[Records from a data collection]
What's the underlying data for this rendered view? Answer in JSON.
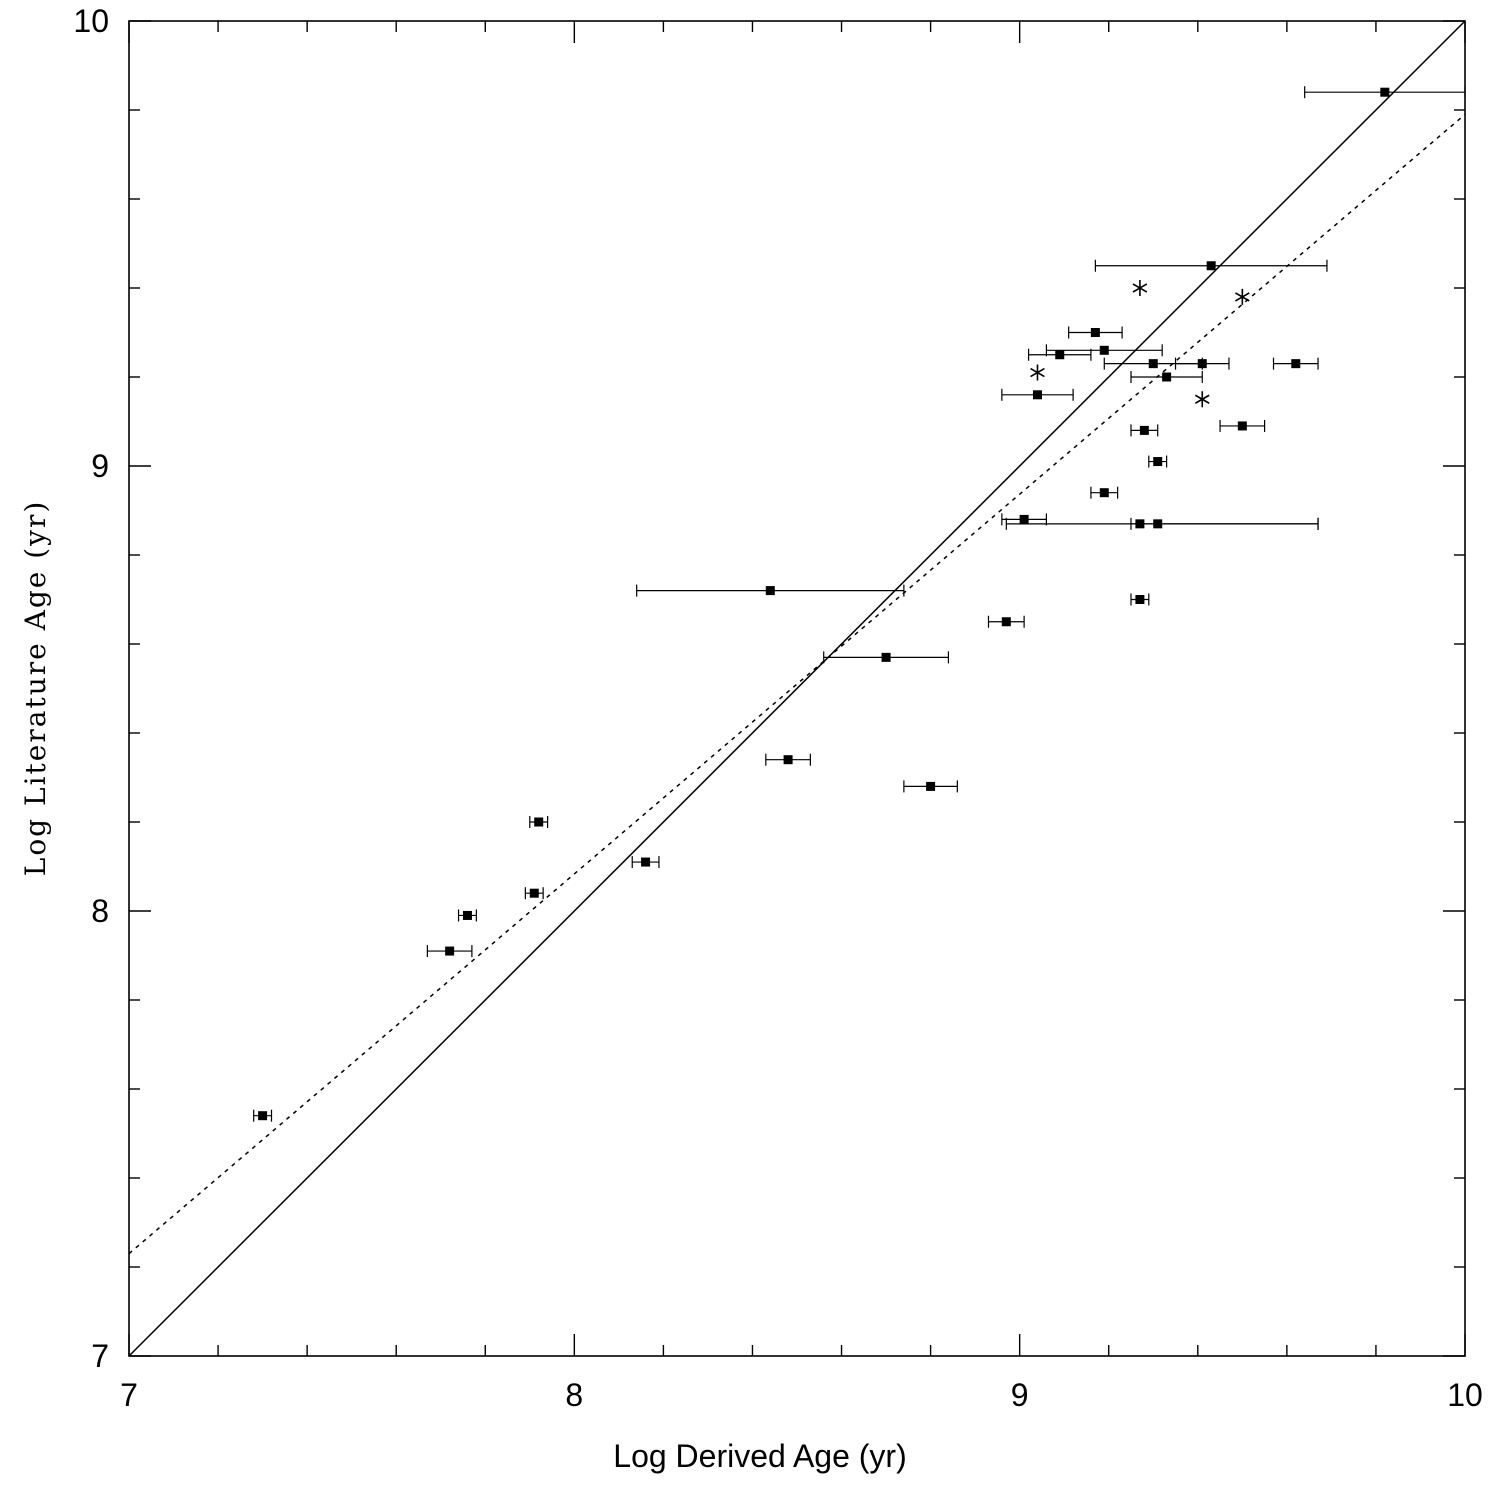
{
  "chart_data": {
    "type": "scatter",
    "title": "",
    "xlabel": "Log Derived Age (yr)",
    "ylabel": "Log Literature Age (yr)",
    "xlim": [
      7,
      10
    ],
    "ylim": [
      7,
      10
    ],
    "xticks": [
      "7",
      "8",
      "9",
      "10"
    ],
    "yticks": [
      "7",
      "8",
      "9",
      "10"
    ],
    "minor_tick_step": 0.2,
    "grid": false,
    "series": [
      {
        "name": "clusters",
        "marker": "square",
        "points": [
          {
            "x": 7.3,
            "y": 7.54,
            "xerr": [
              0.02,
              0.02
            ]
          },
          {
            "x": 7.72,
            "y": 7.91,
            "xerr": [
              0.05,
              0.05
            ]
          },
          {
            "x": 7.76,
            "y": 7.99,
            "xerr": [
              0.02,
              0.02
            ]
          },
          {
            "x": 7.91,
            "y": 8.04,
            "xerr": [
              0.02,
              0.02
            ]
          },
          {
            "x": 7.92,
            "y": 8.2,
            "xerr": [
              0.02,
              0.02
            ]
          },
          {
            "x": 8.16,
            "y": 8.11,
            "xerr": [
              0.03,
              0.03
            ]
          },
          {
            "x": 8.44,
            "y": 8.72,
            "xerr": [
              0.3,
              0.3
            ]
          },
          {
            "x": 8.48,
            "y": 8.34,
            "xerr": [
              0.05,
              0.05
            ]
          },
          {
            "x": 8.7,
            "y": 8.57,
            "xerr": [
              0.14,
              0.14
            ]
          },
          {
            "x": 8.8,
            "y": 8.28,
            "xerr": [
              0.06,
              0.06
            ]
          },
          {
            "x": 8.97,
            "y": 8.65,
            "xerr": [
              0.04,
              0.04
            ]
          },
          {
            "x": 9.01,
            "y": 8.88,
            "xerr": [
              0.05,
              0.05
            ]
          },
          {
            "x": 9.04,
            "y": 9.16,
            "xerr": [
              0.08,
              0.08
            ]
          },
          {
            "x": 9.09,
            "y": 9.25,
            "xerr": [
              0.07,
              0.07
            ]
          },
          {
            "x": 9.17,
            "y": 9.3,
            "xerr": [
              0.06,
              0.06
            ]
          },
          {
            "x": 9.19,
            "y": 9.26,
            "xerr": [
              0.13,
              0.13
            ]
          },
          {
            "x": 9.19,
            "y": 8.94,
            "xerr": [
              0.03,
              0.03
            ]
          },
          {
            "x": 9.27,
            "y": 8.87,
            "xerr": [
              0.3,
              0.4
            ]
          },
          {
            "x": 9.27,
            "y": 8.7,
            "xerr": [
              0.02,
              0.02
            ]
          },
          {
            "x": 9.28,
            "y": 9.08,
            "xerr": [
              0.03,
              0.03
            ]
          },
          {
            "x": 9.3,
            "y": 9.23,
            "xerr": [
              0.11,
              0.11
            ]
          },
          {
            "x": 9.31,
            "y": 9.01,
            "xerr": [
              0.02,
              0.02
            ]
          },
          {
            "x": 9.31,
            "y": 8.87,
            "xerr": [
              0.06,
              0.36
            ]
          },
          {
            "x": 9.33,
            "y": 9.2,
            "xerr": [
              0.08,
              0.08
            ]
          },
          {
            "x": 9.41,
            "y": 9.23,
            "xerr": [
              0.06,
              0.06
            ]
          },
          {
            "x": 9.43,
            "y": 9.45,
            "xerr": [
              0.26,
              0.26
            ]
          },
          {
            "x": 9.5,
            "y": 9.09,
            "xerr": [
              0.05,
              0.05
            ]
          },
          {
            "x": 9.62,
            "y": 9.23,
            "xerr": [
              0.05,
              0.05
            ]
          },
          {
            "x": 9.82,
            "y": 9.84,
            "xerr": [
              0.18,
              0.18
            ]
          }
        ]
      },
      {
        "name": "asterisk points",
        "marker": "asterisk",
        "points": [
          {
            "x": 9.04,
            "y": 9.21
          },
          {
            "x": 9.27,
            "y": 9.4
          },
          {
            "x": 9.41,
            "y": 9.15
          },
          {
            "x": 9.5,
            "y": 9.38
          }
        ]
      }
    ],
    "lines": [
      {
        "name": "one-to-one",
        "style": "solid",
        "x": [
          7,
          10
        ],
        "y": [
          7,
          10
        ]
      },
      {
        "name": "fit",
        "style": "dotted",
        "x": [
          7,
          10
        ],
        "y": [
          7.23,
          9.79
        ]
      }
    ]
  }
}
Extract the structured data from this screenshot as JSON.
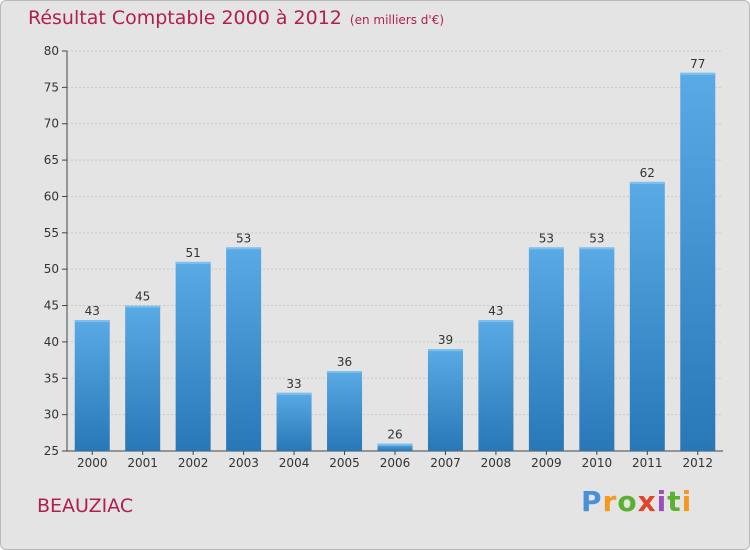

[WHAT NEEDS TO BE DONE]
Repeat each line of the records above exactly, but do not copy the pictures.

[RESPONSE]
What's the underlying data for this rendered view? Answer in JSON.
{
  "chart_data": {
    "type": "scatter",
    "title": "",
    "xlabel": "Log Derived Age (yr)",
    "ylabel": "Log Literature Age (yr)",
    "xlim": [
      7,
      10
    ],
    "ylim": [
      7,
      10
    ],
    "xticks": [
      "7",
      "8",
      "9",
      "10"
    ],
    "yticks": [
      "7",
      "8",
      "9",
      "10"
    ],
    "minor_tick_step": 0.2,
    "grid": false,
    "series": [
      {
        "name": "clusters",
        "marker": "square",
        "points": [
          {
            "x": 7.3,
            "y": 7.54,
            "xerr": [
              0.02,
              0.02
            ]
          },
          {
            "x": 7.72,
            "y": 7.91,
            "xerr": [
              0.05,
              0.05
            ]
          },
          {
            "x": 7.76,
            "y": 7.99,
            "xerr": [
              0.02,
              0.02
            ]
          },
          {
            "x": 7.91,
            "y": 8.04,
            "xerr": [
              0.02,
              0.02
            ]
          },
          {
            "x": 7.92,
            "y": 8.2,
            "xerr": [
              0.02,
              0.02
            ]
          },
          {
            "x": 8.16,
            "y": 8.11,
            "xerr": [
              0.03,
              0.03
            ]
          },
          {
            "x": 8.44,
            "y": 8.72,
            "xerr": [
              0.3,
              0.3
            ]
          },
          {
            "x": 8.48,
            "y": 8.34,
            "xerr": [
              0.05,
              0.05
            ]
          },
          {
            "x": 8.7,
            "y": 8.57,
            "xerr": [
              0.14,
              0.14
            ]
          },
          {
            "x": 8.8,
            "y": 8.28,
            "xerr": [
              0.06,
              0.06
            ]
          },
          {
            "x": 8.97,
            "y": 8.65,
            "xerr": [
              0.04,
              0.04
            ]
          },
          {
            "x": 9.01,
            "y": 8.88,
            "xerr": [
              0.05,
              0.05
            ]
          },
          {
            "x": 9.04,
            "y": 9.16,
            "xerr": [
              0.08,
              0.08
            ]
          },
          {
            "x": 9.09,
            "y": 9.25,
            "xerr": [
              0.07,
              0.07
            ]
          },
          {
            "x": 9.17,
            "y": 9.3,
            "xerr": [
              0.06,
              0.06
            ]
          },
          {
            "x": 9.19,
            "y": 9.26,
            "xerr": [
              0.13,
              0.13
            ]
          },
          {
            "x": 9.19,
            "y": 8.94,
            "xerr": [
              0.03,
              0.03
            ]
          },
          {
            "x": 9.27,
            "y": 8.87,
            "xerr": [
              0.3,
              0.4
            ]
          },
          {
            "x": 9.27,
            "y": 8.7,
            "xerr": [
              0.02,
              0.02
            ]
          },
          {
            "x": 9.28,
            "y": 9.08,
            "xerr": [
              0.03,
              0.03
            ]
          },
          {
            "x": 9.3,
            "y": 9.23,
            "xerr": [
              0.11,
              0.11
            ]
          },
          {
            "x": 9.31,
            "y": 9.01,
            "xerr": [
              0.02,
              0.02
            ]
          },
          {
            "x": 9.31,
            "y": 8.87,
            "xerr": [
              0.06,
              0.36
            ]
          },
          {
            "x": 9.33,
            "y": 9.2,
            "xerr": [
              0.08,
              0.08
            ]
          },
          {
            "x": 9.41,
            "y": 9.23,
            "xerr": [
              0.06,
              0.06
            ]
          },
          {
            "x": 9.43,
            "y": 9.45,
            "xerr": [
              0.26,
              0.26
            ]
          },
          {
            "x": 9.5,
            "y": 9.09,
            "xerr": [
              0.05,
              0.05
            ]
          },
          {
            "x": 9.62,
            "y": 9.23,
            "xerr": [
              0.05,
              0.05
            ]
          },
          {
            "x": 9.82,
            "y": 9.84,
            "xerr": [
              0.18,
              0.18
            ]
          }
        ]
      },
      {
        "name": "asterisk points",
        "marker": "asterisk",
        "points": [
          {
            "x": 9.04,
            "y": 9.21
          },
          {
            "x": 9.27,
            "y": 9.4
          },
          {
            "x": 9.41,
            "y": 9.15
          },
          {
            "x": 9.5,
            "y": 9.38
          }
        ]
      }
    ],
    "lines": [
      {
        "name": "one-to-one",
        "style": "solid",
        "x": [
          7,
          10
        ],
        "y": [
          7,
          10
        ]
      },
      {
        "name": "fit",
        "style": "dotted",
        "x": [
          7,
          10
        ],
        "y": [
          7.23,
          9.79
        ]
      }
    ]
  }
}
Extract the structured data from this screenshot as JSON.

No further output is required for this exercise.